### GOAL
Count lines with the string "glyph" in them. State the number alone.

### MATERIAL FOR THE TASK
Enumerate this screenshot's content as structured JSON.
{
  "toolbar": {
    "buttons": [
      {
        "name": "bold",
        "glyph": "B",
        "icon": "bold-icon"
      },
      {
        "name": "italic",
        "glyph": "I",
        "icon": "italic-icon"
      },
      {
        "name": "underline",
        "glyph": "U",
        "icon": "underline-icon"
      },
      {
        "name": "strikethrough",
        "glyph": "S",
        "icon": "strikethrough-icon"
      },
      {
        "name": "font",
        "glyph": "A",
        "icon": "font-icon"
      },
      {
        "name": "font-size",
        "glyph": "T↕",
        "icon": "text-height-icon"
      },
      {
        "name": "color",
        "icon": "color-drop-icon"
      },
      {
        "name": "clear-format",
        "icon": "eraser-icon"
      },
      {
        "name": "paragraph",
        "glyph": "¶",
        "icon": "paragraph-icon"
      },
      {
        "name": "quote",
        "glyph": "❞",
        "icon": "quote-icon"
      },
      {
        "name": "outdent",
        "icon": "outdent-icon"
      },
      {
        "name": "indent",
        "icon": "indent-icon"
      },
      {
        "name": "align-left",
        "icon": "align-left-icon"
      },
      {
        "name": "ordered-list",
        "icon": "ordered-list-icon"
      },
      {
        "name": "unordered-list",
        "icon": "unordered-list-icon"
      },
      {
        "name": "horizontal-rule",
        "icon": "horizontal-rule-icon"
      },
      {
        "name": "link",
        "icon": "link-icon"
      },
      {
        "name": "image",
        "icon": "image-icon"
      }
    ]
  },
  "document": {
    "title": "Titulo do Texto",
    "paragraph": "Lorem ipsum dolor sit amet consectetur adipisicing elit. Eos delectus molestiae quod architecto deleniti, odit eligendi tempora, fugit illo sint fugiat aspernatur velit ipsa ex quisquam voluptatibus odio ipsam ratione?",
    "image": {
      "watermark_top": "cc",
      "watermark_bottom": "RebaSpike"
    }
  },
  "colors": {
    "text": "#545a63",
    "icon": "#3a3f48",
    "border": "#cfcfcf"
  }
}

### WRITTEN SOLUTION
8